◆ **Written problem**
Give back all the data exactly, line by line.

- - - - -

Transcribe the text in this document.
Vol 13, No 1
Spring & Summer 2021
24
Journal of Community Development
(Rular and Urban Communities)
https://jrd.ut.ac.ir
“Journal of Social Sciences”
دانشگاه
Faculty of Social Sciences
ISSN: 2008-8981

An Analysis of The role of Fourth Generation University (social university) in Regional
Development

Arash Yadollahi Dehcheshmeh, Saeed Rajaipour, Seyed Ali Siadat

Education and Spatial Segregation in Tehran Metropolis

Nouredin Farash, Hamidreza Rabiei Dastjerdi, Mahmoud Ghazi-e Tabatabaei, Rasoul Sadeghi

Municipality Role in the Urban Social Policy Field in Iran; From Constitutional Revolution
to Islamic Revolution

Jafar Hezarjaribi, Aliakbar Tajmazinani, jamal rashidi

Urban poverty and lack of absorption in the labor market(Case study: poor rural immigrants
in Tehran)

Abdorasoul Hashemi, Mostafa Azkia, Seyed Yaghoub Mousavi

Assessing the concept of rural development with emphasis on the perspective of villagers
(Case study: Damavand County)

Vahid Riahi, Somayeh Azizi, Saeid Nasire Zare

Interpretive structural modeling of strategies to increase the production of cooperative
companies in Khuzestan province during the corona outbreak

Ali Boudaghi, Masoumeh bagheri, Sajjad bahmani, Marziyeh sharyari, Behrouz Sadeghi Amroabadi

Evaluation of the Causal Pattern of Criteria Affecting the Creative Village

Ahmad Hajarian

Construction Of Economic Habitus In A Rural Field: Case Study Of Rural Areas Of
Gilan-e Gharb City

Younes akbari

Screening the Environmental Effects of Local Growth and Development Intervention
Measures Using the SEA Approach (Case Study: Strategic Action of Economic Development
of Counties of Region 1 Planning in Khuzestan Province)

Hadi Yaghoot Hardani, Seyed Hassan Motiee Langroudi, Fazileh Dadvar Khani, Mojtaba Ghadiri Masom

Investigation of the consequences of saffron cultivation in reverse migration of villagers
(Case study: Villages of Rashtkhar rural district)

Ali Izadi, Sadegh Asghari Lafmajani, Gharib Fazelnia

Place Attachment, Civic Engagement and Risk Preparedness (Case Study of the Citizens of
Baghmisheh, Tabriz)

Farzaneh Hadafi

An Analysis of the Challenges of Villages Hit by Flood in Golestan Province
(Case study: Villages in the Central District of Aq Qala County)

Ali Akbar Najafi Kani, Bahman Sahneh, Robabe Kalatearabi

- - - - -

◆ **Solution to this problem**
Transcribe the text in this document.
Vol 13, No 1
Spring & Summer 2021
24
Journal of Community Development
(Rular and Urban Communities)
https://jrd.ut.ac.ir
“Journal of Social Sciences”
دانشگاه
Faculty of Social Sciences
ISSN: 2008-8981

An Analysis of The role of Fourth Generation University (social university) in Regional
Development

Arash Yadollahi Dehcheshmeh, Saeed Rajaipour, Seyed Ali Siadat

Education and Spatial Segregation in Tehran Metropolis

Nouredin Farash, Hamidreza Rabiei Dastjerdi, Mahmoud Ghazi-e Tabatabaei, Rasoul Sadeghi

Municipality Role in the Urban Social Policy Field in Iran; From Constitutional Revolution
to Islamic Revolution

Jafar Hezarjaribi, Aliakbar Tajmazinani, jamal rashidi

Urban poverty and lack of absorption in the labor market(Case study: poor rural immigrants
in Tehran)

Abdorasoul Hashemi, Mostafa Azkia, Seyed Yaghoub Mousavi

Assessing the concept of rural development with emphasis on the perspective of villagers
(Case study: Damavand County)

Vahid Riahi, Somayeh Azizi, Saeid Nasire Zare

Interpretive structural modeling of strategies to increase the production of cooperative
companies in Khuzestan province during the corona outbreak

Ali Boudaghi, Masoumeh bagheri, Sajjad bahmani, Marziyeh sharyari, Behrouz Sadeghi Amroabadi

Evaluation of the Causal Pattern of Criteria Affecting the Creative Village

Ahmad Hajarian

Construction Of Economic Habitus In A Rural Field: Case Study Of Rural Areas Of
Gilan-e Gharb City

Younes akbari

Screening the Environmental Effects of Local Growth and Development Intervention
Measures Using the SEA Approach (Case Study: Strategic Action of Economic Development
of Counties of Region 1 Planning in Khuzestan Province)

Hadi Yaghoot Hardani, Seyed Hassan Motiee Langroudi, Fazileh Dadvar Khani, Mojtaba Ghadiri Masom

Investigation of the consequences of saffron cultivation in reverse migration of villagers
(Case study: Villages of Rashtkhar rural district)

Ali Izadi, Sadegh Asghari Lafmajani, Gharib Fazelnia

Place Attachment, Civic Engagement and Risk Preparedness (Case Study of the Citizens of
Baghmisheh, Tabriz)

Farzaneh Hadafi

An Analysis of the Challenges of Villages Hit by Flood in Golestan Province
(Case study: Villages in the Central District of Aq Qala County)

Ali Akbar Najafi Kani, Bahman Sahneh, Robabe Kalatearabi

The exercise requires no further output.